EXERCISE BRIEF
Every line of the data must be copied exactly.

%%

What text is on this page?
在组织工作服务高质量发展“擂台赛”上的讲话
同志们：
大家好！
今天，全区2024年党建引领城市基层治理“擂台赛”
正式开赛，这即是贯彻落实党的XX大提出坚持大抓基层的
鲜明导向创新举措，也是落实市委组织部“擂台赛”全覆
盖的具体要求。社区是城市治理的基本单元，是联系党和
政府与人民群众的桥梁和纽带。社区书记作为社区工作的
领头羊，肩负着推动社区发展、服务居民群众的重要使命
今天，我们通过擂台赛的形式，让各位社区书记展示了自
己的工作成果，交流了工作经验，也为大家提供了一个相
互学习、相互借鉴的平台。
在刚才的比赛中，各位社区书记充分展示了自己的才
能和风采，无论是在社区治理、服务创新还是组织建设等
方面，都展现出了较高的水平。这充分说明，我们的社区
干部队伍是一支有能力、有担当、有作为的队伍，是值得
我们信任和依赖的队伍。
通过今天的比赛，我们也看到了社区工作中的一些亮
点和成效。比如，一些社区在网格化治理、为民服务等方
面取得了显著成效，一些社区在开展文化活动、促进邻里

%%

TASK RESPONSE
What text is on this page?
在组织工作服务高质量发展“擂台赛”上的讲话
同志们：
大家好！
今天，全区2024年党建引领城市基层治理“擂台赛”
正式开赛，这即是贯彻落实党的XX大提出坚持大抓基层的
鲜明导向创新举措，也是落实市委组织部“擂台赛”全覆
盖的具体要求。社区是城市治理的基本单元，是联系党和
政府与人民群众的桥梁和纽带。社区书记作为社区工作的
领头羊，肩负着推动社区发展、服务居民群众的重要使命
今天，我们通过擂台赛的形式，让各位社区书记展示了自
己的工作成果，交流了工作经验，也为大家提供了一个相
互学习、相互借鉴的平台。
在刚才的比赛中，各位社区书记充分展示了自己的才
能和风采，无论是在社区治理、服务创新还是组织建设等
方面，都展现出了较高的水平。这充分说明，我们的社区
干部队伍是一支有能力、有担当、有作为的队伍，是值得
我们信任和依赖的队伍。
通过今天的比赛，我们也看到了社区工作中的一些亮
点和成效。比如，一些社区在网格化治理、为民服务等方
面取得了显著成效，一些社区在开展文化活动、促进邻里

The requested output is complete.